> [Listed entries]
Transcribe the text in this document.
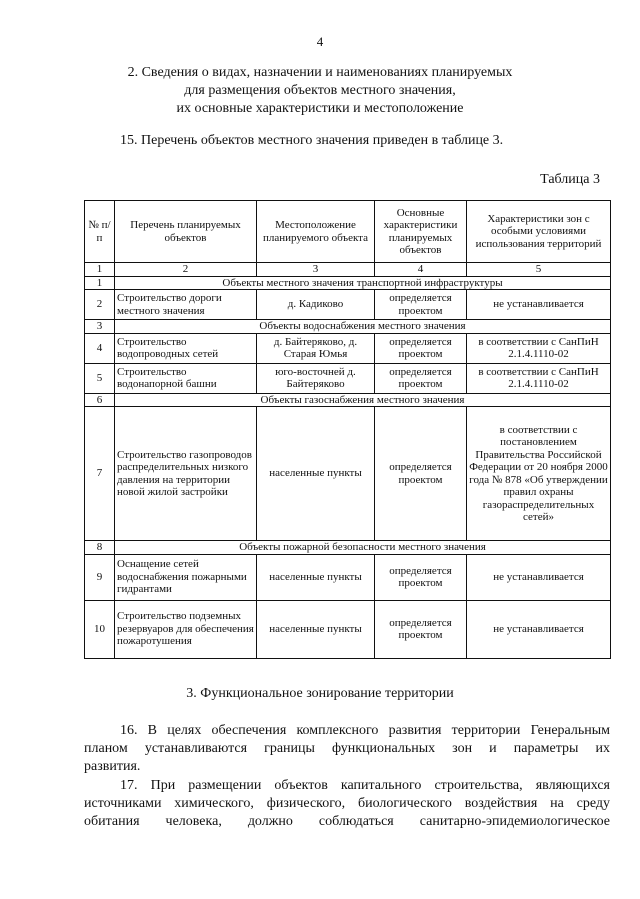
4
2. Сведения о видах, назначении и наименованиях планируемых
для размещения объектов местного значения,
их основные характеристики и местоположение
15. Перечень объектов местного значения приведен в таблице 3.
Таблица 3
№ п/п	Перечень планируемых объектов	Местоположение планируемого объекта	Основные характеристики планируемых объектов	Характеристики зон с особыми условиями использования территорий
1	2	3	4	5
1	Объекты местного значения транспортной инфраструктуры			
2	Строительство дороги местного значения	д. Кадиково	определяется проектом	не устанавливается
3	Объекты водоснабжения местного значения			
4	Строительство водопроводных сетей	д. Байтеряково, д. Старая Юмья	определяется проектом	в соответствии с СанПиН 2.1.4.1110-02
5	Строительство водонапорной башни	юго-восточней д. Байтеряково	определяется проектом	в соответствии с СанПиН 2.1.4.1110-02
6	Объекты газоснабжения местного значения			
7	Строительство газопроводов распределительных низкого давления на территории новой жилой застройки	населенные пункты	определяется проектом	в соответствии с постановлением Правительства Российской Федерации от 20 ноября 2000 года № 878 «Об утверждении правил охраны газораспределительных сетей»
8	Объекты пожарной безопасности местного значения			
9	Оснащение сетей водоснабжения пожарными гидрантами	населенные пункты	определяется проектом	не устанавливается
10	Строительство подземных резервуаров для обеспечения пожаротушения	населенные пункты	определяется проектом	не устанавливается
3. Функциональное зонирование территории
16. В целях обеспечения комплексного развития территории Генеральным
планом устанавливаются границы функциональных зон и параметры их
развития.
17. При размещении объектов капитального строительства, являющихся
источниками химического, физического, биологического воздействия на среду
обитания человека, должно соблюдаться санитарно-эпидемиологическое
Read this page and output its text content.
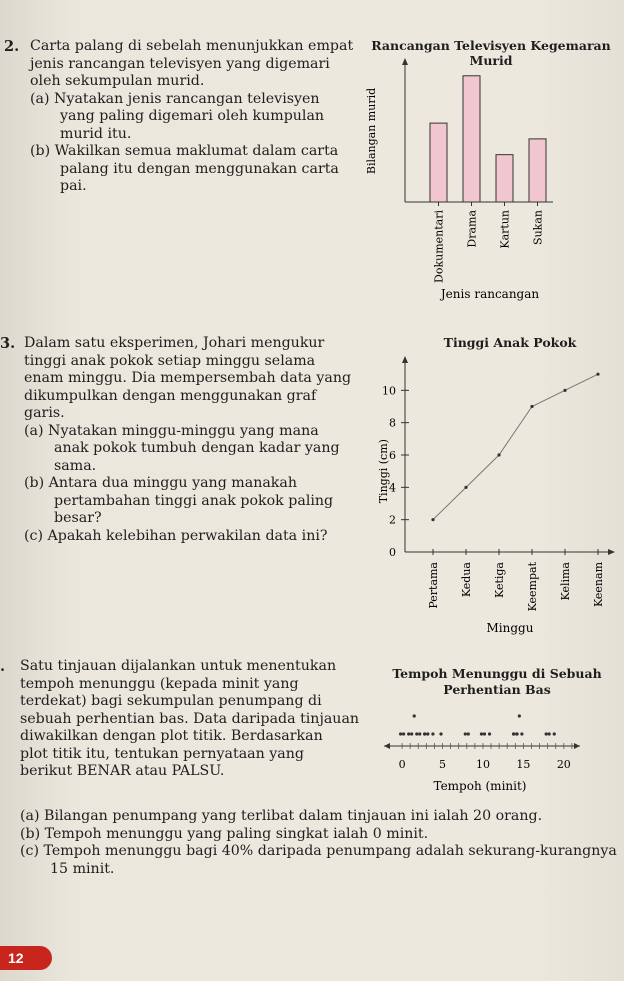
2. Carta palang di sebelah menunjukkan empat
jenis rancangan televisyen yang digemari
oleh sekumpulan murid.
(a) Nyatakan jenis rancangan televisyen
yang paling digemari oleh kumpulan
murid itu.
(b) Wakilkan semua maklumat dalam carta
palang itu dengan menggunakan carta
pai.
Rancangan Televisyen Kegemaran Murid
Bilangan murid
Dokumentari Drama Kartun Sukan
Jenis rancangan
3. Dalam satu eksperimen, Johari mengukur
tinggi anak pokok setiap minggu selama
enam minggu. Dia mempersembah data yang
dikumpulkan dengan menggunakan graf
garis.
(a) Nyatakan minggu-minggu yang mana
anak pokok tumbuh dengan kadar yang
sama.
(b) Antara dua minggu yang manakah
pertambahan tinggi anak pokok paling
besar?
(c) Apakah kelebihan perwakilan data ini?
Tinggi Anak Pokok
0
2
4
6
8
10
Tinggi (cm)
Pertama Kedua Ketiga Keempat Kelima Keenam
Minggu
. Satu tinjauan dijalankan untuk menentukan
tempoh menunggu (kepada minit yang
terdekat) bagi sekumpulan penumpang di
sebuah perhentian bas. Data daripada tinjauan
diwakilkan dengan plot titik. Berdasarkan
plot titik itu, tentukan pernyataan yang
berikut BENAR atau PALSU.
Tempoh Menunggu di Sebuah Perhentian Bas
0	5	10 15 20
Tempoh (minit)
(a) Bilangan penumpang yang terlibat dalam tinjauan ini ialah 20 orang.
(b) Tempoh menunggu yang paling singkat ialah 0 minit.
(c) Tempoh menunggu bagi 40% daripada penumpang adalah sekurang-kurangnya
15 minit.
12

> [The request] Pick out the lines that have the word "this". Copy them all.

> [Complete output]
Transcribe the text in this document.
Read this page and output its text content.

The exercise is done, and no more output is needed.